WHAT THE TASK ASKS: Look through the material below for "this". Copy every line that contains it.

Some records:
#####

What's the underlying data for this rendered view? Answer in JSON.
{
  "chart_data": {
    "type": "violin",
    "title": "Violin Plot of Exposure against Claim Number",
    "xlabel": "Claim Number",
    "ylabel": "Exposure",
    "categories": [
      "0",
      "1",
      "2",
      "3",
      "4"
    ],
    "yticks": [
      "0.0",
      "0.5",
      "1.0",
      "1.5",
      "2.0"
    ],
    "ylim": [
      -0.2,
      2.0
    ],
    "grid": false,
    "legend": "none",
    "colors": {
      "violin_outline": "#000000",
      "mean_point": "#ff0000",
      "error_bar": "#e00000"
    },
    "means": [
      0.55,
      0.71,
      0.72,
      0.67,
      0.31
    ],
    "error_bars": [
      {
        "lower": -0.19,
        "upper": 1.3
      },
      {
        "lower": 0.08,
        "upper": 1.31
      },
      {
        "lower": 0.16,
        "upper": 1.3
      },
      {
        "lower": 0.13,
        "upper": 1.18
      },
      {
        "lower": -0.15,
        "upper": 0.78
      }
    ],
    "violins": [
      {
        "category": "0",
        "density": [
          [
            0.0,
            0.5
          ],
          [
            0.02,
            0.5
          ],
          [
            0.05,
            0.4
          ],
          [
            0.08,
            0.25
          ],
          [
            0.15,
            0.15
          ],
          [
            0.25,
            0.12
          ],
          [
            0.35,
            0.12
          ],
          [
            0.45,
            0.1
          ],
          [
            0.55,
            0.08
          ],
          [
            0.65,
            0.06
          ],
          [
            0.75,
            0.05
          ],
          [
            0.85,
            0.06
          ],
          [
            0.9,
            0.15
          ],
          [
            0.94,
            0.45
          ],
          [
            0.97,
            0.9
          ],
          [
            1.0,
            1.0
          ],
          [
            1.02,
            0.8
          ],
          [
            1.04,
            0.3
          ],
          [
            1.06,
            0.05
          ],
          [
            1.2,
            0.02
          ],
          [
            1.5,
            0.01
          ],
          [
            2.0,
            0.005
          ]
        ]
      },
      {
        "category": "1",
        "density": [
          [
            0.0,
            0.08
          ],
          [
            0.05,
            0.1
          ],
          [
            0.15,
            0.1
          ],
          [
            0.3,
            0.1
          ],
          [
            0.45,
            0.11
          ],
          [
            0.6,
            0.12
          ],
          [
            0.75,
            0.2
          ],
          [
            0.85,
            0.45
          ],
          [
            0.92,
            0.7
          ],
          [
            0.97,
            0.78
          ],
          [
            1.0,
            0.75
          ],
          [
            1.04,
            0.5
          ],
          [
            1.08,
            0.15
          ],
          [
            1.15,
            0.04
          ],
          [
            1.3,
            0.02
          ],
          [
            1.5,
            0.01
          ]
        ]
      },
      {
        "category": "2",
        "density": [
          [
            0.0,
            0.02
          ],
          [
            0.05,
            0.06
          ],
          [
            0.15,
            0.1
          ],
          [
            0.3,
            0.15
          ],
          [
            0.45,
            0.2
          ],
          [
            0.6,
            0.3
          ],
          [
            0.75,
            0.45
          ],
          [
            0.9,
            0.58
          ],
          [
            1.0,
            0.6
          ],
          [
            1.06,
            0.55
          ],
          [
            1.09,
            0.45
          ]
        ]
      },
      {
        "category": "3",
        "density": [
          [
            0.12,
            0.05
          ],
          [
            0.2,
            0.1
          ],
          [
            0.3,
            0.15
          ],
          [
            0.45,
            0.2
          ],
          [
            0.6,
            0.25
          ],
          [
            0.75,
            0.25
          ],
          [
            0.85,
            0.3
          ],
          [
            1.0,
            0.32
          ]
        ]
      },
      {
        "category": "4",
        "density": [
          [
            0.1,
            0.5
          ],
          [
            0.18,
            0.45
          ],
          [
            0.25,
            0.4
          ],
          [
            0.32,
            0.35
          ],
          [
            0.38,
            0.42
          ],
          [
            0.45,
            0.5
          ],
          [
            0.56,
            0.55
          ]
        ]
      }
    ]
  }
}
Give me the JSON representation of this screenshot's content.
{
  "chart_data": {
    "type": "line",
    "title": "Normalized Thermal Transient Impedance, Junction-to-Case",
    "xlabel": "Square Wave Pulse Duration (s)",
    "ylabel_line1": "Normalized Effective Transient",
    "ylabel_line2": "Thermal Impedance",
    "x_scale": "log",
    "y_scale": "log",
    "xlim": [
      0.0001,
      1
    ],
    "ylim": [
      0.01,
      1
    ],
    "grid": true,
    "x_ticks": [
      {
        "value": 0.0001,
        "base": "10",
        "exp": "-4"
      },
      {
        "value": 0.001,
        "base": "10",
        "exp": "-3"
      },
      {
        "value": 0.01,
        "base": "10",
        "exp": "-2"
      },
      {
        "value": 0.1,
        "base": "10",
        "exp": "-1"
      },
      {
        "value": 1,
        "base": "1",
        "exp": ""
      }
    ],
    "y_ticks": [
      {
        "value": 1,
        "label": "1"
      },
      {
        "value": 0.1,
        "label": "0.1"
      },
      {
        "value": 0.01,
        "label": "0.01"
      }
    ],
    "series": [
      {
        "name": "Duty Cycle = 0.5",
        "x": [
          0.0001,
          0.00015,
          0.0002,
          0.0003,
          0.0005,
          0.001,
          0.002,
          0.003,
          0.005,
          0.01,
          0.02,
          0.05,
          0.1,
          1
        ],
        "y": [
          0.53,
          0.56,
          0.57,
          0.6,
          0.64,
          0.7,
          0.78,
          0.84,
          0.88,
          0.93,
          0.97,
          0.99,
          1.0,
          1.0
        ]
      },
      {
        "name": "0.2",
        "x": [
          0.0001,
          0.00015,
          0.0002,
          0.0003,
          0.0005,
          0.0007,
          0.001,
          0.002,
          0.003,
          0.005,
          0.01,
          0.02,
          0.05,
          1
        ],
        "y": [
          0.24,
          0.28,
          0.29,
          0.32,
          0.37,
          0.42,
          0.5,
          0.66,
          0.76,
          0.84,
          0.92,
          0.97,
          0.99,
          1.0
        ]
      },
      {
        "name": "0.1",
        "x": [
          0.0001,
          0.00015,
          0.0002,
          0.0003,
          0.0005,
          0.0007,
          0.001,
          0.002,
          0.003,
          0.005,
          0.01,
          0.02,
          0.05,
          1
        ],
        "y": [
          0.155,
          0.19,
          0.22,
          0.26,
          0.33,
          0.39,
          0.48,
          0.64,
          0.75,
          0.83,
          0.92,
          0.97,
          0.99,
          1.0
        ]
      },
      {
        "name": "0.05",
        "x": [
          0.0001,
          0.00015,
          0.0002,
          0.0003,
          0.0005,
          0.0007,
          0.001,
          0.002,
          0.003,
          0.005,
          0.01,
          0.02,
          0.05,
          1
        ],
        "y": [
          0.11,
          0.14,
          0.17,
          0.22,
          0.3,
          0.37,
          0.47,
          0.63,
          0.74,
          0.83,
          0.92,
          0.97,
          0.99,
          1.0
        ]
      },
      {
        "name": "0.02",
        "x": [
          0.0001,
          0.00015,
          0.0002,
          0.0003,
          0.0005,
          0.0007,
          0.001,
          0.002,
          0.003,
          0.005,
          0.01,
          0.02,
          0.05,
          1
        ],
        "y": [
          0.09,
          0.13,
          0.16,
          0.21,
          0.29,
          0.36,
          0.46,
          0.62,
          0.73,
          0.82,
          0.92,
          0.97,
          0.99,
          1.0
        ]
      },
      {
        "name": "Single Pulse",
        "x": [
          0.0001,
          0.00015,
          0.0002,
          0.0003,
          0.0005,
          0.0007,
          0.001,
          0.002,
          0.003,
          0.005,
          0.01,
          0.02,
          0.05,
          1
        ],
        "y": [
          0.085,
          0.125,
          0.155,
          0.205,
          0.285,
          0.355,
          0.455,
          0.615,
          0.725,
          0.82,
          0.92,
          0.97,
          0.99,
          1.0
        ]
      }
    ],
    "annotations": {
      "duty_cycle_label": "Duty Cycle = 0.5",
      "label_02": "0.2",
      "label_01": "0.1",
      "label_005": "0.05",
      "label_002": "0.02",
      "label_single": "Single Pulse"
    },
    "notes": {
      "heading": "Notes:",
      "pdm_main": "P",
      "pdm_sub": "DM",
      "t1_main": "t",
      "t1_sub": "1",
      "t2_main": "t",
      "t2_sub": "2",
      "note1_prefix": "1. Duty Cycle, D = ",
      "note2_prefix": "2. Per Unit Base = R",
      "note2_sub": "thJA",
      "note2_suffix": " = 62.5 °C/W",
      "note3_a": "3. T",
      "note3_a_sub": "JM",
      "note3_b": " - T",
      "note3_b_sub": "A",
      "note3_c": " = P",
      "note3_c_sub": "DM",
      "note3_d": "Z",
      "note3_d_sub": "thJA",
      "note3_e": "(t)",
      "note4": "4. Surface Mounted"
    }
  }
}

#####

TASK OUTPUT:
What's the underlying data for this rendered view? Answer in JSON.
Give me the JSON representation of this screenshot's content.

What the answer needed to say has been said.